- **Provided records**:
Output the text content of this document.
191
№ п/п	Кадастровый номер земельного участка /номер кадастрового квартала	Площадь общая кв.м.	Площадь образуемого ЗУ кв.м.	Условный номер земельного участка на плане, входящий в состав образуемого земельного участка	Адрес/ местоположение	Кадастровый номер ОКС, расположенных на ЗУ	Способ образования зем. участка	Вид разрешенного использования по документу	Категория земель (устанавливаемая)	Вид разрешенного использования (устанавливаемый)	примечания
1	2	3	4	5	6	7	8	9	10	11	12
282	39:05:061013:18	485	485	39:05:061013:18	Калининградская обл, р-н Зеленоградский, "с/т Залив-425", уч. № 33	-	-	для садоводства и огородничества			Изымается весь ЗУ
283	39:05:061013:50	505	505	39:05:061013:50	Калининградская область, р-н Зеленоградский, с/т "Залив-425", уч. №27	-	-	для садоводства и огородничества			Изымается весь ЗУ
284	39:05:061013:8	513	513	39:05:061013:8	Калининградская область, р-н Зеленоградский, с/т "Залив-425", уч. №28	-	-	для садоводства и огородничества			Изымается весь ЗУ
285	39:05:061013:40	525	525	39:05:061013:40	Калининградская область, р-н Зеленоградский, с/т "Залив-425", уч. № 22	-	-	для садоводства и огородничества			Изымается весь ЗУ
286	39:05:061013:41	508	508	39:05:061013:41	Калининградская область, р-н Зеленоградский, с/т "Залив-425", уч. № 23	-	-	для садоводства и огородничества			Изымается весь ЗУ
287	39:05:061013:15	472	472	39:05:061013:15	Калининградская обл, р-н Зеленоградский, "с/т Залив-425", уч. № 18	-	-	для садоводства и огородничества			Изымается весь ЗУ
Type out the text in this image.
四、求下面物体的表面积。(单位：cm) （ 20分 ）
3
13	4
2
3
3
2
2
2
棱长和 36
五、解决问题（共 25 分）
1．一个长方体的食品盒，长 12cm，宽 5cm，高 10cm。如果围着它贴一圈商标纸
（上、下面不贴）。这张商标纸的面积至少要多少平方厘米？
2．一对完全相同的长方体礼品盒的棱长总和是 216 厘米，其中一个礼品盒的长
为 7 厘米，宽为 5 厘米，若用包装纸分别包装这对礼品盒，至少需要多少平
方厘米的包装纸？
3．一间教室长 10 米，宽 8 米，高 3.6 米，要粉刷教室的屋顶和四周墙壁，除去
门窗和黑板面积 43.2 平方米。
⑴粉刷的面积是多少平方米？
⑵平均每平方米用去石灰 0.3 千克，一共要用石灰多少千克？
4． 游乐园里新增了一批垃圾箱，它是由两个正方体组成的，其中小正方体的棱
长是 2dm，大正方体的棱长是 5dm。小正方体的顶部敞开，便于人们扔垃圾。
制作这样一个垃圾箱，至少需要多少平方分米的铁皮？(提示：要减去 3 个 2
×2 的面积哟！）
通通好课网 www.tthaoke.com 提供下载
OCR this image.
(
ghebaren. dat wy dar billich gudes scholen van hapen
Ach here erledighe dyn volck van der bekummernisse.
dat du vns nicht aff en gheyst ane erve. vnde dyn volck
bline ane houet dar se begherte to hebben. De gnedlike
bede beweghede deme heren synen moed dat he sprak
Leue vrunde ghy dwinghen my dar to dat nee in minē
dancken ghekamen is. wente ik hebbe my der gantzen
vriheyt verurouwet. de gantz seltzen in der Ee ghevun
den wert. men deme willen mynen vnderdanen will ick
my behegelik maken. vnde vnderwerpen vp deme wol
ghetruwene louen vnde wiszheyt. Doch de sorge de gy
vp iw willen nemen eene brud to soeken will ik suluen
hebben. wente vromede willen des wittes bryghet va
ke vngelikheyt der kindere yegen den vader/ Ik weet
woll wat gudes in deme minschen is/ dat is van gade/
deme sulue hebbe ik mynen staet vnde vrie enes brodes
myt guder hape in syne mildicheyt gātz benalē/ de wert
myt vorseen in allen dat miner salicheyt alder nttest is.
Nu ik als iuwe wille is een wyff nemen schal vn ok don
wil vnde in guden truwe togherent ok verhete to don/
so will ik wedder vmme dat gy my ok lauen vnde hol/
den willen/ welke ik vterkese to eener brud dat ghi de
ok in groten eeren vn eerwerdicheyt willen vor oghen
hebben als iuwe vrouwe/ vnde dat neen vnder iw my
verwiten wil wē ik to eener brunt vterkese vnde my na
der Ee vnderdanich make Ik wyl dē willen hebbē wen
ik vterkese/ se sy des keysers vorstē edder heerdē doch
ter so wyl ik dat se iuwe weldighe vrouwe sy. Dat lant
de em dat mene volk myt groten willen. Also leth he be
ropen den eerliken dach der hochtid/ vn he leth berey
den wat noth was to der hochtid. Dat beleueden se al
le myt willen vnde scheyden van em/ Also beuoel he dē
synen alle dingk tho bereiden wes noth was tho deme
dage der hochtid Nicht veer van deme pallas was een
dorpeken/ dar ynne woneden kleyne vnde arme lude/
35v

- **Problem requirements**: Reproduce the full listing above, character for character.

- **Response for this exercise**:
Output the text content of this document.
191
№ п/п	Кадастровый номер земельного участка /номер кадастрового квартала	Площадь общая кв.м.	Площадь образуемого ЗУ кв.м.	Условный номер земельного участка на плане, входящий в состав образуемого земельного участка	Адрес/ местоположение	Кадастровый номер ОКС, расположенных на ЗУ	Способ образования зем. участка	Вид разрешенного использования по документу	Категория земель (устанавливаемая)	Вид разрешенного использования (устанавливаемый)	примечания
1	2	3	4	5	6	7	8	9	10	11	12
282	39:05:061013:18	485	485	39:05:061013:18	Калининградская обл, р-н Зеленоградский, "с/т Залив-425", уч. № 33	-	-	для садоводства и огородничества			Изымается весь ЗУ
283	39:05:061013:50	505	505	39:05:061013:50	Калининградская область, р-н Зеленоградский, с/т "Залив-425", уч. №27	-	-	для садоводства и огородничества			Изымается весь ЗУ
284	39:05:061013:8	513	513	39:05:061013:8	Калининградская область, р-н Зеленоградский, с/т "Залив-425", уч. №28	-	-	для садоводства и огородничества			Изымается весь ЗУ
285	39:05:061013:40	525	525	39:05:061013:40	Калининградская область, р-н Зеленоградский, с/т "Залив-425", уч. № 22	-	-	для садоводства и огородничества			Изымается весь ЗУ
286	39:05:061013:41	508	508	39:05:061013:41	Калининградская область, р-н Зеленоградский, с/т "Залив-425", уч. № 23	-	-	для садоводства и огородничества			Изымается весь ЗУ
287	39:05:061013:15	472	472	39:05:061013:15	Калининградская обл, р-н Зеленоградский, "с/т Залив-425", уч. № 18	-	-	для садоводства и огородничества			Изымается весь ЗУ
Type out the text in this image.
四、求下面物体的表面积。(单位：cm) （ 20分 ）
3
13	4
2
3
3
2
2
2
棱长和 36
五、解决问题（共 25 分）
1．一个长方体的食品盒，长 12cm，宽 5cm，高 10cm。如果围着它贴一圈商标纸
（上、下面不贴）。这张商标纸的面积至少要多少平方厘米？
2．一对完全相同的长方体礼品盒的棱长总和是 216 厘米，其中一个礼品盒的长
为 7 厘米，宽为 5 厘米，若用包装纸分别包装这对礼品盒，至少需要多少平
方厘米的包装纸？
3．一间教室长 10 米，宽 8 米，高 3.6 米，要粉刷教室的屋顶和四周墙壁，除去
门窗和黑板面积 43.2 平方米。
⑴粉刷的面积是多少平方米？
⑵平均每平方米用去石灰 0.3 千克，一共要用石灰多少千克？
4． 游乐园里新增了一批垃圾箱，它是由两个正方体组成的，其中小正方体的棱
长是 2dm，大正方体的棱长是 5dm。小正方体的顶部敞开，便于人们扔垃圾。
制作这样一个垃圾箱，至少需要多少平方分米的铁皮？(提示：要减去 3 个 2
×2 的面积哟！）
通通好课网 www.tthaoke.com 提供下载
OCR this image.
(
ghebaren. dat wy dar billich gudes scholen van hapen
Ach here erledighe dyn volck van der bekummernisse.
dat du vns nicht aff en gheyst ane erve. vnde dyn volck
bline ane houet dar se begherte to hebben. De gnedlike
bede beweghede deme heren synen moed dat he sprak
Leue vrunde ghy dwinghen my dar to dat nee in minē
dancken ghekamen is. wente ik hebbe my der gantzen
vriheyt verurouwet. de gantz seltzen in der Ee ghevun
den wert. men deme willen mynen vnderdanen will ick
my behegelik maken. vnde vnderwerpen vp deme wol
ghetruwene louen vnde wiszheyt. Doch de sorge de gy
vp iw willen nemen eene brud to soeken will ik suluen
hebben. wente vromede willen des wittes bryghet va
ke vngelikheyt der kindere yegen den vader/ Ik weet
woll wat gudes in deme minschen is/ dat is van gade/
deme sulue hebbe ik mynen staet vnde vrie enes brodes
myt guder hape in syne mildicheyt gātz benalē/ de wert
myt vorseen in allen dat miner salicheyt alder nttest is.
Nu ik als iuwe wille is een wyff nemen schal vn ok don
wil vnde in guden truwe togherent ok verhete to don/
so will ik wedder vmme dat gy my ok lauen vnde hol/
den willen/ welke ik vterkese to eener brud dat ghi de
ok in groten eeren vn eerwerdicheyt willen vor oghen
hebben als iuwe vrouwe/ vnde dat neen vnder iw my
verwiten wil wē ik to eener brunt vterkese vnde my na
der Ee vnderdanich make Ik wyl dē willen hebbē wen
ik vterkese/ se sy des keysers vorstē edder heerdē doch
ter so wyl ik dat se iuwe weldighe vrouwe sy. Dat lant
de em dat mene volk myt groten willen. Also leth he be
ropen den eerliken dach der hochtid/ vn he leth berey
den wat noth was to der hochtid. Dat beleueden se al
le myt willen vnde scheyden van em/ Also beuoel he dē
synen alle dingk tho bereiden wes noth was tho deme
dage der hochtid Nicht veer van deme pallas was een
dorpeken/ dar ynne woneden kleyne vnde arme lude/
35v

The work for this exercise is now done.